>>

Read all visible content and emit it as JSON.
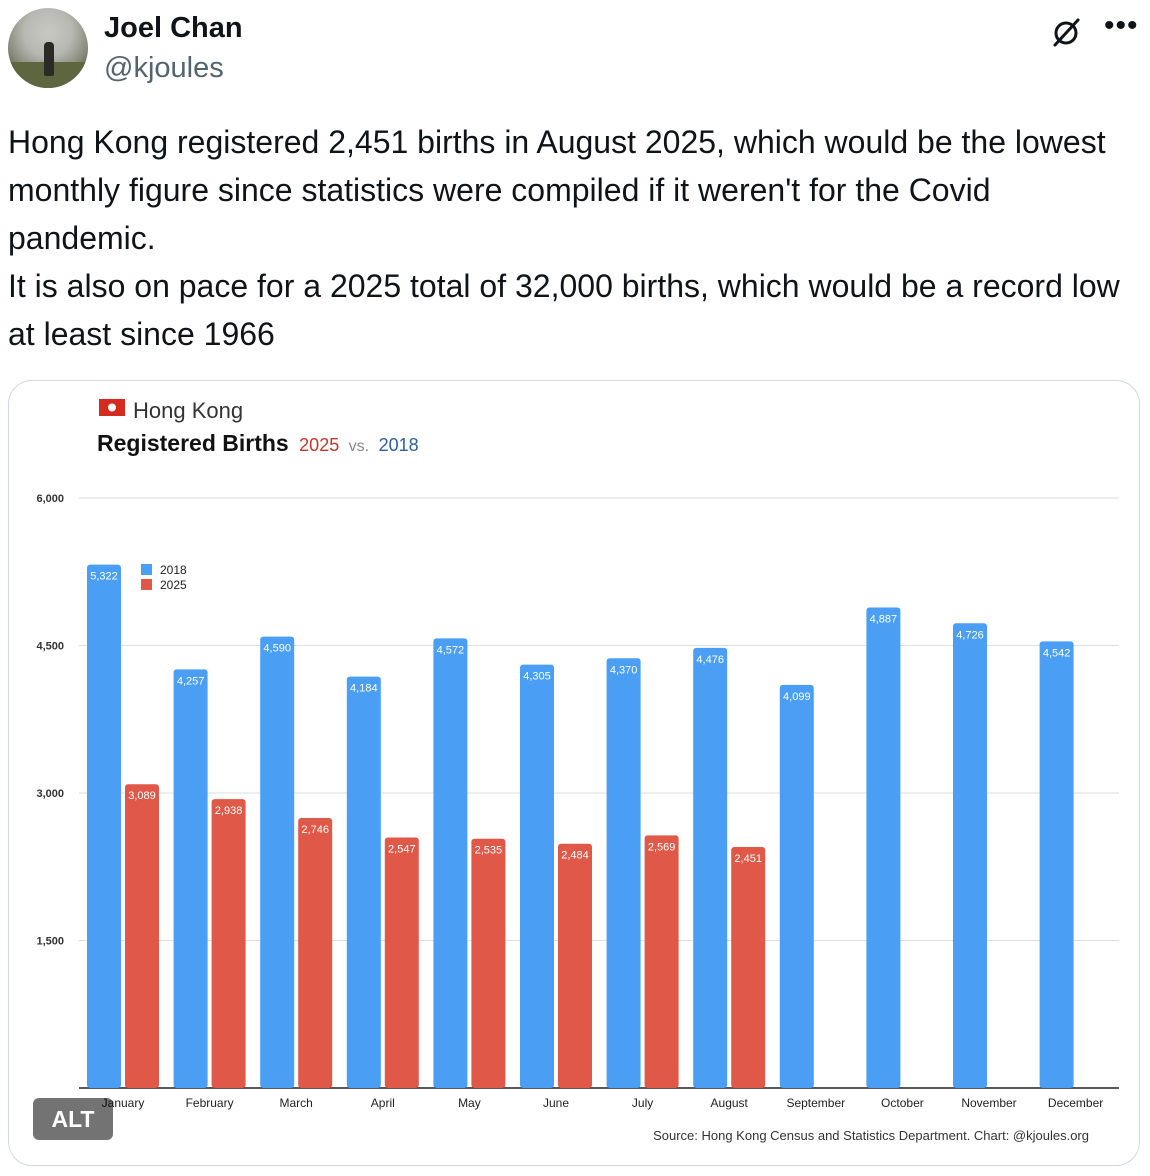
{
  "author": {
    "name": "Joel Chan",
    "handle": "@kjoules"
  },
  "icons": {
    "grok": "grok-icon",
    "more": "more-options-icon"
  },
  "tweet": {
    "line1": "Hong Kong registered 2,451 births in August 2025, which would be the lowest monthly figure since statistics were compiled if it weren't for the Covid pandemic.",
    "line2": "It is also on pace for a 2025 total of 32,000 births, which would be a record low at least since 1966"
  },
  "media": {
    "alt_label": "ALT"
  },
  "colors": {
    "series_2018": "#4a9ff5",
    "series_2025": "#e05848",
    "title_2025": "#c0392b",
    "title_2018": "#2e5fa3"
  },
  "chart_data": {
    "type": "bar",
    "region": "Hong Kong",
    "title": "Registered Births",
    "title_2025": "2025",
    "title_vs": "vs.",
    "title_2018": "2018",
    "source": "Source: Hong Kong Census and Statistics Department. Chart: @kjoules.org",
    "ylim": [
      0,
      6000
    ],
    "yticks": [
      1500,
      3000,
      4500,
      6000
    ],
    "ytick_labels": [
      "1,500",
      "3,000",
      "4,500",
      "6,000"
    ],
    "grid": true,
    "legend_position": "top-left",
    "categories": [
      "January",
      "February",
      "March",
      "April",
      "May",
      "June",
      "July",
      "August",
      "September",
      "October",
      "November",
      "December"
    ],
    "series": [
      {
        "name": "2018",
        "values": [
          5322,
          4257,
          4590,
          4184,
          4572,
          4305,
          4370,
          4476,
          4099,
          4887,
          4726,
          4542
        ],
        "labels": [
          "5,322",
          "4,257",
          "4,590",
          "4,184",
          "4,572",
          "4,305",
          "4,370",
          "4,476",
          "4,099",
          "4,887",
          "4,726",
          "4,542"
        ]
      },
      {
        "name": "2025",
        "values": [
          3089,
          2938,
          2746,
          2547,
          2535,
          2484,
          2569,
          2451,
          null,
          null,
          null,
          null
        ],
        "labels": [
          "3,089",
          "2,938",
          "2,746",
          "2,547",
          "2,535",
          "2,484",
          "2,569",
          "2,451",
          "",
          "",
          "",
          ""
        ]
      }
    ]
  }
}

<<
>>

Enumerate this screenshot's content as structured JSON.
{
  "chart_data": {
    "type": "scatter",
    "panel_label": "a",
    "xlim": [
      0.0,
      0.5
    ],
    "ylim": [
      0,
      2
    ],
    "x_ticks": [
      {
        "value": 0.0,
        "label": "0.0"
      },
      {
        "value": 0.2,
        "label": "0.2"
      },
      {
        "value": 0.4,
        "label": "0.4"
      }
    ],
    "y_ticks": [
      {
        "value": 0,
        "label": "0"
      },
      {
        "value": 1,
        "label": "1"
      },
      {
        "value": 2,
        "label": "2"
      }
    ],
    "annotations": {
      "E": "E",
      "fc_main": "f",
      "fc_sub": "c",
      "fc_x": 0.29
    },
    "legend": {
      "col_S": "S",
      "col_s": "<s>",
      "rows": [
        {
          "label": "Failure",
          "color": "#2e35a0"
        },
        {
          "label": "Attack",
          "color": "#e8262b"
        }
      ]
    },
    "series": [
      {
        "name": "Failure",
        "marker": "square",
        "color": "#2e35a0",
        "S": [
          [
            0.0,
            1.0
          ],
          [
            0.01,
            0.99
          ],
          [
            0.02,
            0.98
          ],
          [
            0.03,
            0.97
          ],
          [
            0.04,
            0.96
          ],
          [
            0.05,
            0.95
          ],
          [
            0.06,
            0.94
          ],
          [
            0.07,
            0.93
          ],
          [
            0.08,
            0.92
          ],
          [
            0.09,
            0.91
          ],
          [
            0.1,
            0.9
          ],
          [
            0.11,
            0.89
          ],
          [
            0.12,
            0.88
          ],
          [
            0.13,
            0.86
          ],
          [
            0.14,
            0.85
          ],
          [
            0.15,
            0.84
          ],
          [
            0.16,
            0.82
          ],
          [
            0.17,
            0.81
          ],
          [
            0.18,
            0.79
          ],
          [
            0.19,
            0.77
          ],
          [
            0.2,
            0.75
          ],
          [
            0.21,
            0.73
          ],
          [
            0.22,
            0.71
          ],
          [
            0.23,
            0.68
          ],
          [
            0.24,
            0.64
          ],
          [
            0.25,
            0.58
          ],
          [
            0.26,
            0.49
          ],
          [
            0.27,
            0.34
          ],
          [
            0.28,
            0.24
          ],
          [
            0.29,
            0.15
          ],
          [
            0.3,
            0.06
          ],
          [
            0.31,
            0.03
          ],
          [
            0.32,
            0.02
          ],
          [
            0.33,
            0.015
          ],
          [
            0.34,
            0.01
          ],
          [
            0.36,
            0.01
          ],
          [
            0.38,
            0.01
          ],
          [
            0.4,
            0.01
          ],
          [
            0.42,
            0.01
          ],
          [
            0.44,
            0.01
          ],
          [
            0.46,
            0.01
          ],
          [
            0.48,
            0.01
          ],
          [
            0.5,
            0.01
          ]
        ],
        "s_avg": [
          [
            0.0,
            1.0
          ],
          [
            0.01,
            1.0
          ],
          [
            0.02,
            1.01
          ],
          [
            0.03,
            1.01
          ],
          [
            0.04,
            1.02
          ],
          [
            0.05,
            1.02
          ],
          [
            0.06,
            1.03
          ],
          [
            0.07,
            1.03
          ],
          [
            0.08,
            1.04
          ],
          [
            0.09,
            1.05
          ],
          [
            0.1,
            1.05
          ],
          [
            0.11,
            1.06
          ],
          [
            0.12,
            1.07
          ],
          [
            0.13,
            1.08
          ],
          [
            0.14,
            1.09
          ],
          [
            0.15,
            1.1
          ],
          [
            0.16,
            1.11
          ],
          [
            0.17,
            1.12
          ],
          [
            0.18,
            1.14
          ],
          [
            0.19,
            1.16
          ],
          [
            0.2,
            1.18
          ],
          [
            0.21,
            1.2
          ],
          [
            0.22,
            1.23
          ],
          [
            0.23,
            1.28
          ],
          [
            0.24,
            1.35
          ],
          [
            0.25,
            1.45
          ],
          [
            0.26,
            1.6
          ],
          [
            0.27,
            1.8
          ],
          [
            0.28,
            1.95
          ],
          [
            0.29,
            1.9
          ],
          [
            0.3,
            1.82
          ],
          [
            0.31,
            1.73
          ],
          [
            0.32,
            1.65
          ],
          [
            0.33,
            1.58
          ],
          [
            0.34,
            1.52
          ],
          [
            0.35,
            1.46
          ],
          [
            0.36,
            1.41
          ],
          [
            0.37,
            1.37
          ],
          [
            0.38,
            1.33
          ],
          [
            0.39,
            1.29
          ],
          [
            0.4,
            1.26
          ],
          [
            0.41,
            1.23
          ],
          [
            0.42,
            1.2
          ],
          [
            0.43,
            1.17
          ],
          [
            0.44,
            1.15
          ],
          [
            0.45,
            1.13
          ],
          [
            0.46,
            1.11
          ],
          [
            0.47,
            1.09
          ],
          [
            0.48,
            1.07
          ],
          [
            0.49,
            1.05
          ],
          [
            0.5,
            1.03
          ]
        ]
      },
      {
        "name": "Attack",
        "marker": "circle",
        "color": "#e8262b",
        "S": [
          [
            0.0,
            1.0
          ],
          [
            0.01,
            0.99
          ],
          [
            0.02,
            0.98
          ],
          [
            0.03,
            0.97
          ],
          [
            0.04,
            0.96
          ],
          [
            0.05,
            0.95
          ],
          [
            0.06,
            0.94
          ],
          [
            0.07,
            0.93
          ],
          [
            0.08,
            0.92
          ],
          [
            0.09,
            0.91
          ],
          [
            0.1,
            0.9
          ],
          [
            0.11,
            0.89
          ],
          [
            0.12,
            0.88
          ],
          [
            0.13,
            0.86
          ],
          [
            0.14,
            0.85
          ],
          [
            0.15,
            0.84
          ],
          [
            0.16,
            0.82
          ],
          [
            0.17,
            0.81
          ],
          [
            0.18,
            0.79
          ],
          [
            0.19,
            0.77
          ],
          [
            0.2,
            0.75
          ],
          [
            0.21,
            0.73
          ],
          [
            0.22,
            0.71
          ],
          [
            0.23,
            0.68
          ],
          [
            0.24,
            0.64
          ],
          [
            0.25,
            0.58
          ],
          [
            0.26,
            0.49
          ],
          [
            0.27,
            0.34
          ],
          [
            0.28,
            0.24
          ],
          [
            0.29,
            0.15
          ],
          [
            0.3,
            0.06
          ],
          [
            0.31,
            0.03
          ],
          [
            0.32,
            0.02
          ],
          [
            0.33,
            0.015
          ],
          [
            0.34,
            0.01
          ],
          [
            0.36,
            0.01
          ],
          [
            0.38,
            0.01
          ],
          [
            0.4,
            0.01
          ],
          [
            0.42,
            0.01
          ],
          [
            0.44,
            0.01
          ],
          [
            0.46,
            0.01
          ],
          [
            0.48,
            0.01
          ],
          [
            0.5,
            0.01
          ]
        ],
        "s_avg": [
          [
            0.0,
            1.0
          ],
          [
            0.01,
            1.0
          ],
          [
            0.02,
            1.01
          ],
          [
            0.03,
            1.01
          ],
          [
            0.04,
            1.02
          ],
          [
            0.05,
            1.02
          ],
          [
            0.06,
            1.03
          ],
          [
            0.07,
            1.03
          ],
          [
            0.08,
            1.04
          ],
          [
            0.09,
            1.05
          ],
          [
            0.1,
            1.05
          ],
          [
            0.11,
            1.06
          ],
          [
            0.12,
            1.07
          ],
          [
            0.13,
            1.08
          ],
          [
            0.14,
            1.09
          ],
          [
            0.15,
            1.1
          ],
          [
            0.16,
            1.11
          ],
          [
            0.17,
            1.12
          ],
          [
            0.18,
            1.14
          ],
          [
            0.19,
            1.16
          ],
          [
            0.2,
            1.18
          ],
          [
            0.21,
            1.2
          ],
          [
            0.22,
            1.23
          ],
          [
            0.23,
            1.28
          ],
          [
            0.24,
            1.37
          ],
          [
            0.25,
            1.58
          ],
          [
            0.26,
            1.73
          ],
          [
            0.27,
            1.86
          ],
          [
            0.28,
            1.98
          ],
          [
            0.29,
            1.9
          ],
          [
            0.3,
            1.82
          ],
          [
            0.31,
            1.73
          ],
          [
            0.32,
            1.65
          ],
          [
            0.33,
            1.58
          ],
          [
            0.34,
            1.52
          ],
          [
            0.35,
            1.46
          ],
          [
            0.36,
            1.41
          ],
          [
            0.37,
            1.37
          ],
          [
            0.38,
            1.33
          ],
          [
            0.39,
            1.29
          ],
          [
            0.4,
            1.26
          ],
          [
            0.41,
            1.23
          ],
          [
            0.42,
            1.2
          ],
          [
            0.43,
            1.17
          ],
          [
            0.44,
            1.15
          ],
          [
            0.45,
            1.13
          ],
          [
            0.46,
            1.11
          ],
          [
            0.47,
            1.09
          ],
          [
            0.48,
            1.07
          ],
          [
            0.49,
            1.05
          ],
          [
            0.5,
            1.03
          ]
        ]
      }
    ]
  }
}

<<

PROBLEM TO WORK ON: Search the data for the string "name" and copy each line where it appears.

ANSWER:
    "name": "Joel Chan",
        "name": "2018",
        "name": "2025",
        "name": "Failure",
        "name": "Attack",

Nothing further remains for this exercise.